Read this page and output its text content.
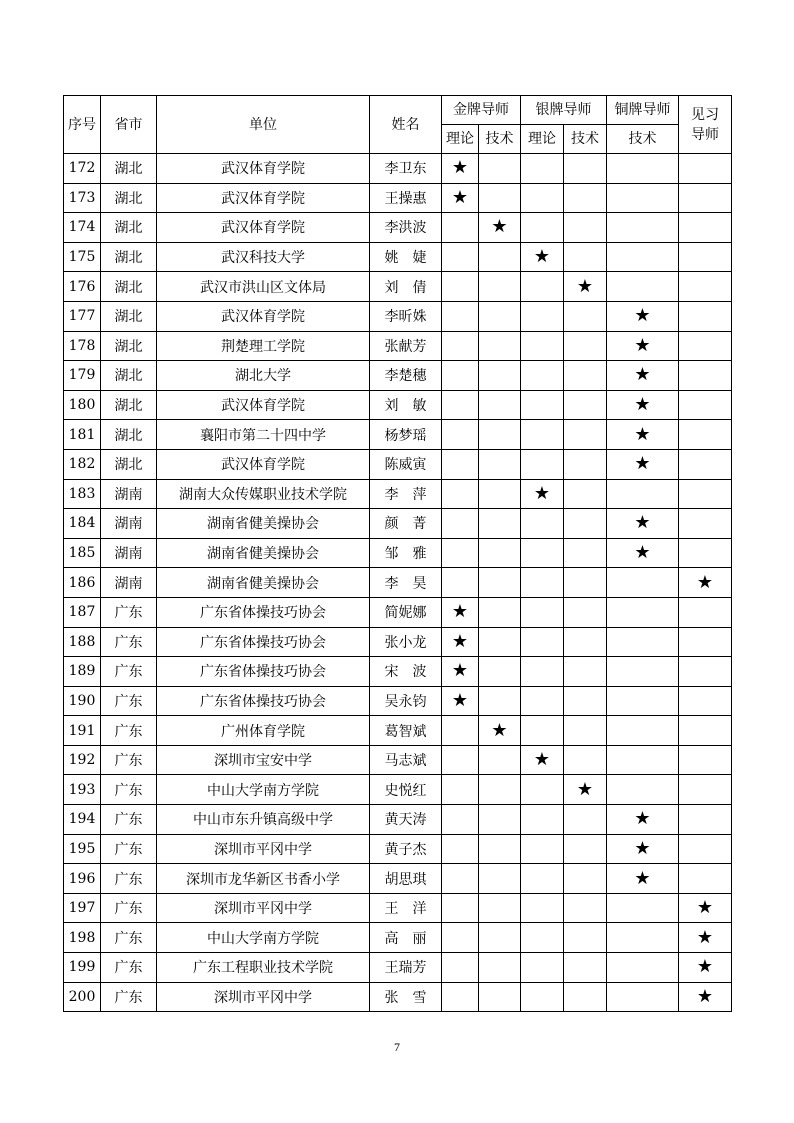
序号	省市	单位	姓名	金牌导师		银牌导师		铜牌导师	见习导师
				理论	技术	理论	技术	技术	
172	湖北	武汉体育学院	李卫东	★					
173	湖北	武汉体育学院	王操惠	★					
174	湖北	武汉体育学院	李洪波		★				
175	湖北	武汉科技大学	姚　婕			★			
176	湖北	武汉市洪山区文体局	刘　倩				★		
177	湖北	武汉体育学院	李昕姝					★	
178	湖北	荆楚理工学院	张献芳					★	
179	湖北	湖北大学	李楚穗					★	
180	湖北	武汉体育学院	刘　敏					★	
181	湖北	襄阳市第二十四中学	杨梦瑶					★	
182	湖北	武汉体育学院	陈威寅					★	
183	湖南	湖南大众传媒职业技术学院	李　萍			★			
184	湖南	湖南省健美操协会	颜　菁					★	
185	湖南	湖南省健美操协会	邹　雅					★	
186	湖南	湖南省健美操协会	李　昊						★
187	广东	广东省体操技巧协会	简妮娜	★					
188	广东	广东省体操技巧协会	张小龙	★					
189	广东	广东省体操技巧协会	宋　波	★					
190	广东	广东省体操技巧协会	吴永钧	★					
191	广东	广州体育学院	葛智斌		★				
192	广东	深圳市宝安中学	马志斌			★			
193	广东	中山大学南方学院	史悦红				★		
194	广东	中山市东升镇高级中学	黄天涛					★	
195	广东	深圳市平冈中学	黄子杰					★	
196	广东	深圳市龙华新区书香小学	胡思琪					★	
197	广东	深圳市平冈中学	王　洋						★
198	广东	中山大学南方学院	高　丽						★
199	广东	广东工程职业技术学院	王瑞芳						★
200	广东	深圳市平冈中学	张　雪						★
7
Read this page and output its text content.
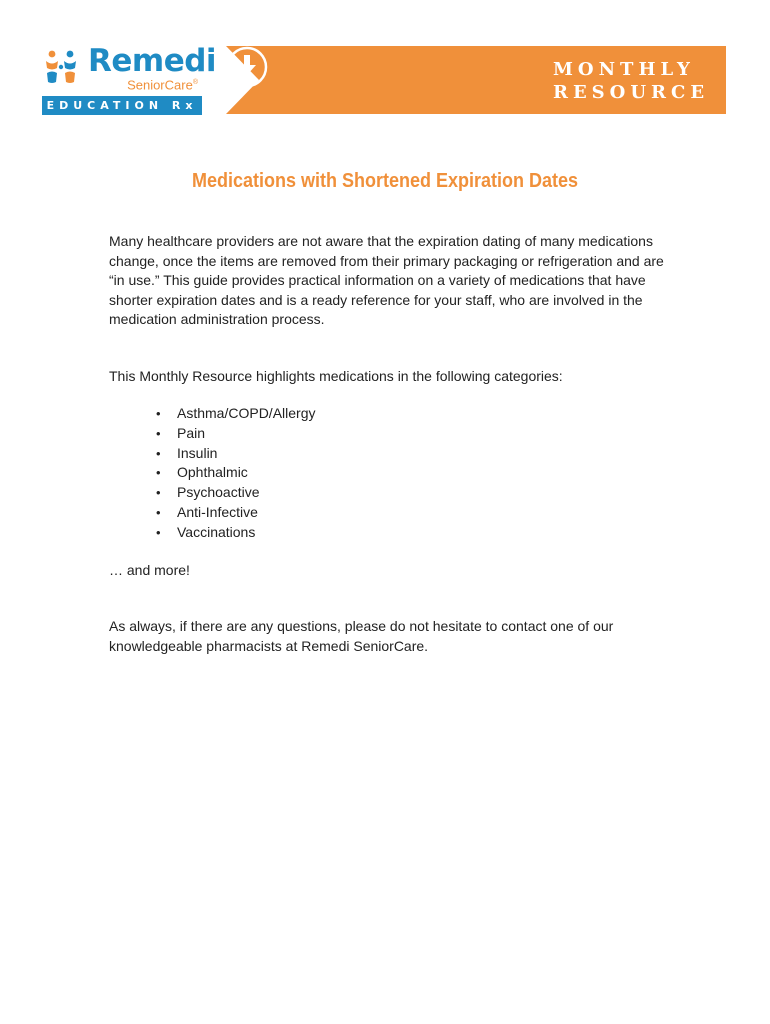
Remedi
SeniorCare®
EDUCATION Rx
MONTHLY
RESOURCE
Medications with Shortened Expiration Dates

Many healthcare providers are not aware that the expiration dating of many medications change, once the items are removed from their primary packaging or refrigeration and are “in use.” This guide provides practical information on a variety of medications that have shorter expiration dates and is a ready reference for your staff, who are involved in the medication administration process.

This Monthly Resource highlights medications in the following categories:

• Asthma/COPD/Allergy
• Pain
• Insulin
• Ophthalmic
• Psychoactive
• Anti-Infective
• Vaccinations

… and more!

As always, if there are any questions, please do not hesitate to contact one of our knowledgeable pharmacists at Remedi SeniorCare.
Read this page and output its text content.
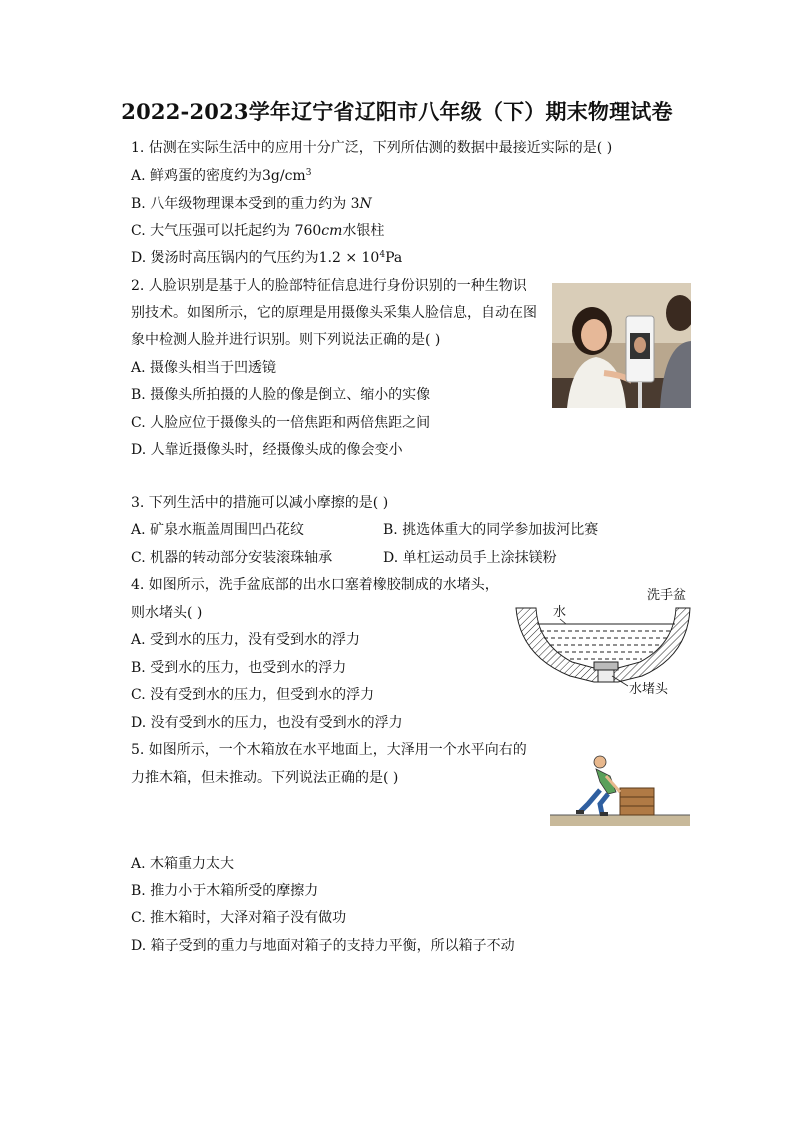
2022-2023学年辽宁省辽阳市八年级（下）期末物理试卷
1. 估测在实际生活中的应用十分广泛，下列所估测的数据中最接近实际的是( )
A. 鲜鸡蛋的密度约为$3g/cm^3$
B. 八年级物理课本受到的重力约为 3N
C. 大气压强可以托起约为 760cm水银柱
D. 煲汤时高压锅内的气压约为$1.2 \times 10^4Pa$
2. 人脸识别是基于人的脸部特征信息进行身份识别的一种生物识
别技术。如图所示，它的原理是用摄像头采集人脸信息，自动在图
象中检测人脸并进行识别。则下列说法正确的是( )
A. 摄像头相当于凹透镜
B. 摄像头所拍摄的人脸的像是倒立、缩小的实像
C. 人脸应位于摄像头的一倍焦距和两倍焦距之间
D. 人靠近摄像头时，经摄像头成的像会变小
3. 下列生活中的措施可以减小摩擦的是( )
A. 矿泉水瓶盖周围凹凸花纹	B. 挑选体重大的同学参加拔河比赛
C. 机器的转动部分安装滚珠轴承	D. 单杠运动员手上涂抹镁粉
4. 如图所示，洗手盆底部的出水口塞着橡胶制成的水堵头，
则水堵头( )
A. 受到水的压力，没有受到水的浮力
B. 受到水的压力，也受到水的浮力
C. 没有受到水的压力，但受到水的浮力
D. 没有受到水的压力，也没有受到水的浮力
洗手盆
水
水堵头
5. 如图所示，一个木箱放在水平地面上，大泽用一个水平向右的
力推木箱，但未推动。下列说法正确的是( )
A. 木箱重力太大
B. 推力小于木箱所受的摩擦力
C. 推木箱时，大泽对箱子没有做功
D. 箱子受到的重力与地面对箱子的支持力平衡，所以箱子不动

**WHAT IS NEEDED:** Write the records out again in full, exactly, and skip every picture.

**TASK ANSWER:**
Read this page and output its text content.
序号	省市	单位	姓名	金牌导师		银牌导师		铜牌导师	见习导师
				理论	技术	理论	技术	技术	
172	湖北	武汉体育学院	李卫东	★					
173	湖北	武汉体育学院	王操惠	★					
174	湖北	武汉体育学院	李洪波		★				
175	湖北	武汉科技大学	姚　婕			★			
176	湖北	武汉市洪山区文体局	刘　倩				★		
177	湖北	武汉体育学院	李昕姝					★	
178	湖北	荆楚理工学院	张献芳					★	
179	湖北	湖北大学	李楚穗					★	
180	湖北	武汉体育学院	刘　敏					★	
181	湖北	襄阳市第二十四中学	杨梦瑶					★	
182	湖北	武汉体育学院	陈威寅					★	
183	湖南	湖南大众传媒职业技术学院	李　萍			★			
184	湖南	湖南省健美操协会	颜　菁					★	
185	湖南	湖南省健美操协会	邹　雅					★	
186	湖南	湖南省健美操协会	李　昊						★
187	广东	广东省体操技巧协会	简妮娜	★					
188	广东	广东省体操技巧协会	张小龙	★					
189	广东	广东省体操技巧协会	宋　波	★					
190	广东	广东省体操技巧协会	吴永钧	★					
191	广东	广州体育学院	葛智斌		★				
192	广东	深圳市宝安中学	马志斌			★			
193	广东	中山大学南方学院	史悦红				★		
194	广东	中山市东升镇高级中学	黄天涛					★	
195	广东	深圳市平冈中学	黄子杰					★	
196	广东	深圳市龙华新区书香小学	胡思琪					★	
197	广东	深圳市平冈中学	王　洋						★
198	广东	中山大学南方学院	高　丽						★
199	广东	广东工程职业技术学院	王瑞芳						★
200	广东	深圳市平冈中学	张　雪						★
7
Read this page and output its text content.
Remedi
SeniorCare®
EDUCATION Rx
MONTHLY
RESOURCE
Medications with Shortened Expiration Dates

Many healthcare providers are not aware that the expiration dating of many medications change, once the items are removed from their primary packaging or refrigeration and are “in use.” This guide provides practical information on a variety of medications that have shorter expiration dates and is a ready reference for your staff, who are involved in the medication administration process.

This Monthly Resource highlights medications in the following categories:

• Asthma/COPD/Allergy
• Pain
• Insulin
• Ophthalmic
• Psychoactive
• Anti-Infective
• Vaccinations

… and more!

As always, if there are any questions, please do not hesitate to contact one of our knowledgeable pharmacists at Remedi SeniorCare.
Read this page and output its text content.
2022-2023学年辽宁省辽阳市八年级（下）期末物理试卷
1. 估测在实际生活中的应用十分广泛，下列所估测的数据中最接近实际的是( )
A. 鲜鸡蛋的密度约为$3g/cm^3$
B. 八年级物理课本受到的重力约为 3N
C. 大气压强可以托起约为 760cm水银柱
D. 煲汤时高压锅内的气压约为$1.2 \times 10^4Pa$
2. 人脸识别是基于人的脸部特征信息进行身份识别的一种生物识
别技术。如图所示，它的原理是用摄像头采集人脸信息，自动在图
象中检测人脸并进行识别。则下列说法正确的是( )
A. 摄像头相当于凹透镜
B. 摄像头所拍摄的人脸的像是倒立、缩小的实像
C. 人脸应位于摄像头的一倍焦距和两倍焦距之间
D. 人靠近摄像头时，经摄像头成的像会变小
3. 下列生活中的措施可以减小摩擦的是( )
A. 矿泉水瓶盖周围凹凸花纹	B. 挑选体重大的同学参加拔河比赛
C. 机器的转动部分安装滚珠轴承	D. 单杠运动员手上涂抹镁粉
4. 如图所示，洗手盆底部的出水口塞着橡胶制成的水堵头，
则水堵头( )
A. 受到水的压力，没有受到水的浮力
B. 受到水的压力，也受到水的浮力
C. 没有受到水的压力，但受到水的浮力
D. 没有受到水的压力，也没有受到水的浮力
洗手盆
水
水堵头
5. 如图所示，一个木箱放在水平地面上，大泽用一个水平向右的
力推木箱，但未推动。下列说法正确的是( )
A. 木箱重力太大
B. 推力小于木箱所受的摩擦力
C. 推木箱时，大泽对箱子没有做功
D. 箱子受到的重力与地面对箱子的支持力平衡，所以箱子不动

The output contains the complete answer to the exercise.